__Given instruction__.
Show, in full, each line of the data that contains "title".
__________
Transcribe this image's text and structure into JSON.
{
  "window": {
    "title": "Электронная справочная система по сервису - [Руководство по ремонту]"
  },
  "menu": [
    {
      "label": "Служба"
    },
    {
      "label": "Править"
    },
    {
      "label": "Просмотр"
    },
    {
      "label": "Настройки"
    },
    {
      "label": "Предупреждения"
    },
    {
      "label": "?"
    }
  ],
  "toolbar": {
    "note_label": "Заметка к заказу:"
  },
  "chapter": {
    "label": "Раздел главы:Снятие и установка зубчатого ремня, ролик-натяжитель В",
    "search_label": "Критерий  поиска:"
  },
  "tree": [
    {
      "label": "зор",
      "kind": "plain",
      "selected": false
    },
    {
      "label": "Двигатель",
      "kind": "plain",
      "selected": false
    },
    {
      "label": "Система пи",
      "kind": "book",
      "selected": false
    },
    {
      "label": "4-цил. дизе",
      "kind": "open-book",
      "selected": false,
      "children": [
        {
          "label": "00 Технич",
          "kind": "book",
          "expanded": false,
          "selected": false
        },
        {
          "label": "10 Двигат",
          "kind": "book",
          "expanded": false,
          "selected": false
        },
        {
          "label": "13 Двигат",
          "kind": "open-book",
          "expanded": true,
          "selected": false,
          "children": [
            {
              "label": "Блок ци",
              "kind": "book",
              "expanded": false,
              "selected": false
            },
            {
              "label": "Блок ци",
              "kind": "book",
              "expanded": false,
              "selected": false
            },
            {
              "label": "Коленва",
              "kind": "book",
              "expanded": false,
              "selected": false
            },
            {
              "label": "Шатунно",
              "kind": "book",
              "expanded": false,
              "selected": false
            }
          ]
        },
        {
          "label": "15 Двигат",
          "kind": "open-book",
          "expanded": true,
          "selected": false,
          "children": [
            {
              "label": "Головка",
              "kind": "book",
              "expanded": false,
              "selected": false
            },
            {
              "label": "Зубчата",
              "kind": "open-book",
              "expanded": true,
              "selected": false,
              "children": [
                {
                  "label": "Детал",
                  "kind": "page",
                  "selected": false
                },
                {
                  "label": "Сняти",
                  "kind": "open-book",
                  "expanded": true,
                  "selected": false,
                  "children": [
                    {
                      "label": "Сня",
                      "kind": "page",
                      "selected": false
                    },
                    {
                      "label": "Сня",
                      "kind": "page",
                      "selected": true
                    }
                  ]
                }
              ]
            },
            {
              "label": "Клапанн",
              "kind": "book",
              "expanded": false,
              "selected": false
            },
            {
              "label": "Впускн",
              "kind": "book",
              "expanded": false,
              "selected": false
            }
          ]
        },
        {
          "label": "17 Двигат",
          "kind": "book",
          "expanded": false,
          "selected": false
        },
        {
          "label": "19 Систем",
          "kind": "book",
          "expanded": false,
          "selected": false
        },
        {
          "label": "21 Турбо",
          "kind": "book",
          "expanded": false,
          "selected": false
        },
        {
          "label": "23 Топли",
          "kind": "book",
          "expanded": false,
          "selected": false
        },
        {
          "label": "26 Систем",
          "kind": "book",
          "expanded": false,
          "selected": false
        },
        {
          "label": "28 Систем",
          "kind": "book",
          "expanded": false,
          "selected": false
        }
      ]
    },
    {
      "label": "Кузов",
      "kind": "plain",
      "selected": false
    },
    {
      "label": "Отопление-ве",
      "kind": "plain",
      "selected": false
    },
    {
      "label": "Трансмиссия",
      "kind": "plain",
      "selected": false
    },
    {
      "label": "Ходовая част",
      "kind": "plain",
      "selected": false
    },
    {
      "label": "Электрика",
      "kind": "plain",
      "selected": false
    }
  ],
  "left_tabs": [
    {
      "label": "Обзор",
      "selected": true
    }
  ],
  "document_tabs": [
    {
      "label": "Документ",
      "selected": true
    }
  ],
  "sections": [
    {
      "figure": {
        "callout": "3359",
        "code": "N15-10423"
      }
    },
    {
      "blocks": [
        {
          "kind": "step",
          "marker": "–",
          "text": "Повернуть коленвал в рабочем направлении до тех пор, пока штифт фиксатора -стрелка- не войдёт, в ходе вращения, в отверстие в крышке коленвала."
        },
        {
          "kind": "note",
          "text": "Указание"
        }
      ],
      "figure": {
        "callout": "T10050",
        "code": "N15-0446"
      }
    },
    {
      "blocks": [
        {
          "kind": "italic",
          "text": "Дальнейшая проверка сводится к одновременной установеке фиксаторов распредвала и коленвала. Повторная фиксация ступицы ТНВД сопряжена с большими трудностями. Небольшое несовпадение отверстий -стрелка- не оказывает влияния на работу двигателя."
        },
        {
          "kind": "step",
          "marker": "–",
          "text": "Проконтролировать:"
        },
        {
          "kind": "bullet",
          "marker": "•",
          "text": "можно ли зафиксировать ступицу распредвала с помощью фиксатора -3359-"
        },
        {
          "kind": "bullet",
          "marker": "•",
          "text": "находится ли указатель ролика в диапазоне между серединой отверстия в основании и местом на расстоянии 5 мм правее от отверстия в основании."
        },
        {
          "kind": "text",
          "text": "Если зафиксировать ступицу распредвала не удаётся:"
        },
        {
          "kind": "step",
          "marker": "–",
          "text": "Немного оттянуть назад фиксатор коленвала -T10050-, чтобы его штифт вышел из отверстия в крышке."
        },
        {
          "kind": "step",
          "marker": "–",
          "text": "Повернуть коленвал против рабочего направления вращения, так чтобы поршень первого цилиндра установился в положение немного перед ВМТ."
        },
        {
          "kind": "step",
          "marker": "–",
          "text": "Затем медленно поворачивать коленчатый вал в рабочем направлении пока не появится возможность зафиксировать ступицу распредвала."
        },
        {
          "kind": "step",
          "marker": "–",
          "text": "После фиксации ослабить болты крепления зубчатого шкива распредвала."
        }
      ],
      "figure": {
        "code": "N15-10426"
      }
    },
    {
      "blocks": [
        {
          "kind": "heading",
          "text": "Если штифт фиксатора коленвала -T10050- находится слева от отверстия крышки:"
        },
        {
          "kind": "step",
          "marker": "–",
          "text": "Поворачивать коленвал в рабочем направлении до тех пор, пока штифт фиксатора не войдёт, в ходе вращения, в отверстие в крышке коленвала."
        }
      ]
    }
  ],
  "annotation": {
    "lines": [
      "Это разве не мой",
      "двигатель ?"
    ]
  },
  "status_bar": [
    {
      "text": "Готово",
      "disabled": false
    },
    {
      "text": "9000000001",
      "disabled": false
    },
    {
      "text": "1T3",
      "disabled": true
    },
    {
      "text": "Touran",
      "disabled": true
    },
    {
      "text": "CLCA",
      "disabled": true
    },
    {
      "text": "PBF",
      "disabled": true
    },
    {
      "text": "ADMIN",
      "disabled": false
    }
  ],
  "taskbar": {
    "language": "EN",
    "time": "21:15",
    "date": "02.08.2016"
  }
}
__________
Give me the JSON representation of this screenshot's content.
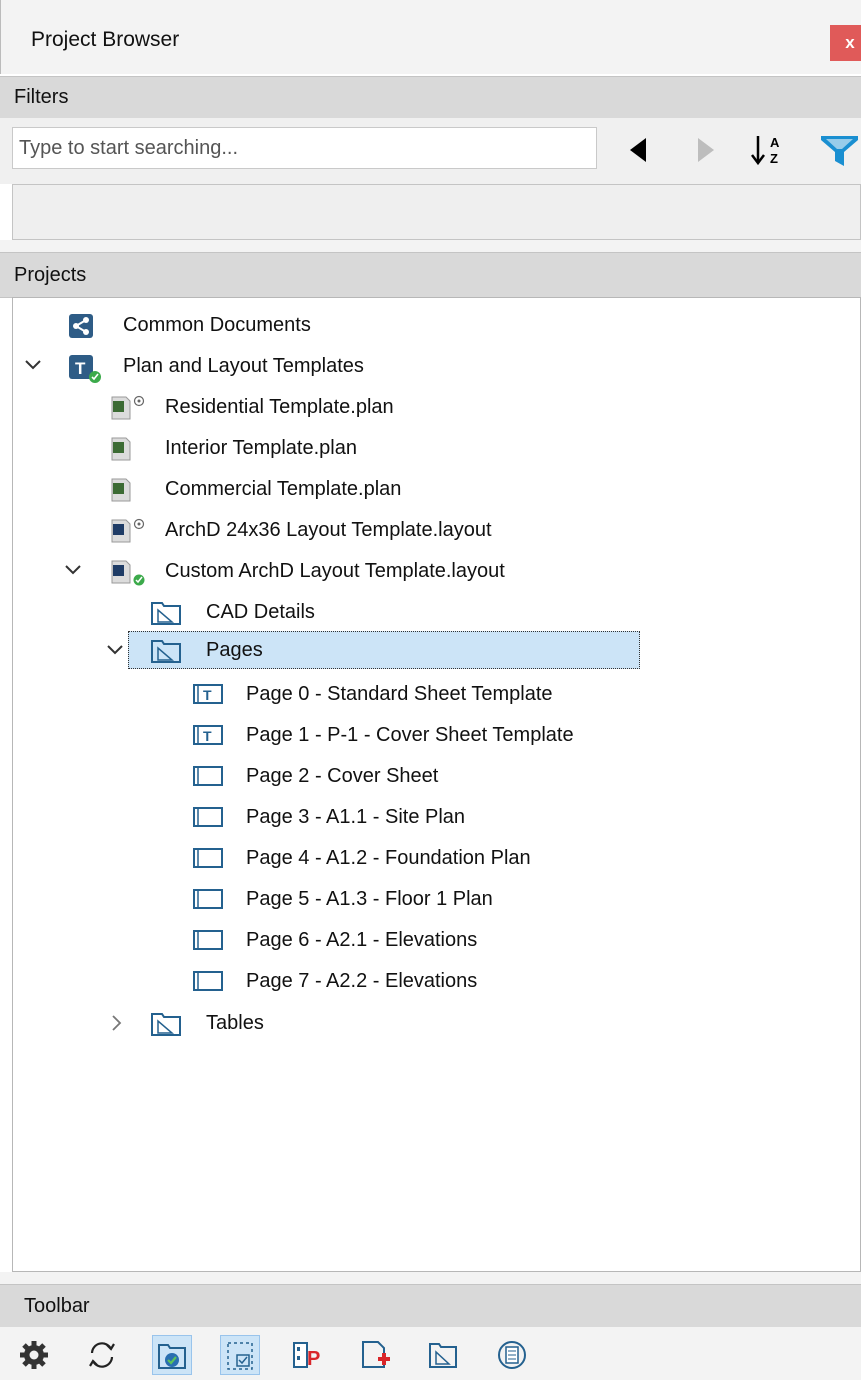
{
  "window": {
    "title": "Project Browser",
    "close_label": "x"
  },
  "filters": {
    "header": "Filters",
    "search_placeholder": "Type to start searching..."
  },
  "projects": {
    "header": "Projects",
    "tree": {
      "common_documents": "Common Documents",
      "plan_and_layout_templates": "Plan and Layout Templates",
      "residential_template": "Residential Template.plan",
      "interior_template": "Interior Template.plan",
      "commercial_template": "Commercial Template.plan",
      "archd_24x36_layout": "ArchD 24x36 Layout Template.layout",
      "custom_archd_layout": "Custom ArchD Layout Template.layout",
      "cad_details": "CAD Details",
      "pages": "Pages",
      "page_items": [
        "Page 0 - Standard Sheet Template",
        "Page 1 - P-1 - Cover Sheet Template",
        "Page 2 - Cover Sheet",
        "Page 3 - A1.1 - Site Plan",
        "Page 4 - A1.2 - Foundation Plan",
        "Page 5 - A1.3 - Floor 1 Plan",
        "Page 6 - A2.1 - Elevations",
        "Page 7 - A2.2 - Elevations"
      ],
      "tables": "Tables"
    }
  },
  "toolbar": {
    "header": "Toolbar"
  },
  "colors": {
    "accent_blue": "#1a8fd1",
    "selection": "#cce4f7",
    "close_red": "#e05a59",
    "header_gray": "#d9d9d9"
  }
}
__________
__Final result__.
    "title": "Электронная справочная система по сервису - [Руководство по ремонту]"
    "title": "Project Browser",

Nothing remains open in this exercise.